[Start Extracted data]

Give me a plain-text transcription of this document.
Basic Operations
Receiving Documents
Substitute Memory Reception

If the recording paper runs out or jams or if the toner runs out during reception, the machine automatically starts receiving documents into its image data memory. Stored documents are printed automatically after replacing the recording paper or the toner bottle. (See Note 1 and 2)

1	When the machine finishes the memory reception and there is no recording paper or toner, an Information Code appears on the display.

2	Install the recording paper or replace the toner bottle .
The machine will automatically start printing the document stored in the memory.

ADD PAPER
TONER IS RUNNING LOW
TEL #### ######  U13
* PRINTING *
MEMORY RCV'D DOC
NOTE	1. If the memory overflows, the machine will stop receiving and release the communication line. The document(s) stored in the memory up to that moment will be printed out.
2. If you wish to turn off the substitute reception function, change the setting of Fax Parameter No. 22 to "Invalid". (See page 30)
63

[End Extracted data]

Given exercise. Scan the records for the string "will". Copy each line in which it appears.

Written solution.
The machine will automatically start printing the document stored in the memory.
NOTE	1. If the memory overflows, the machine will stop receiving and release the communication line. The document(s) stored in the memory up to that moment will be printed out.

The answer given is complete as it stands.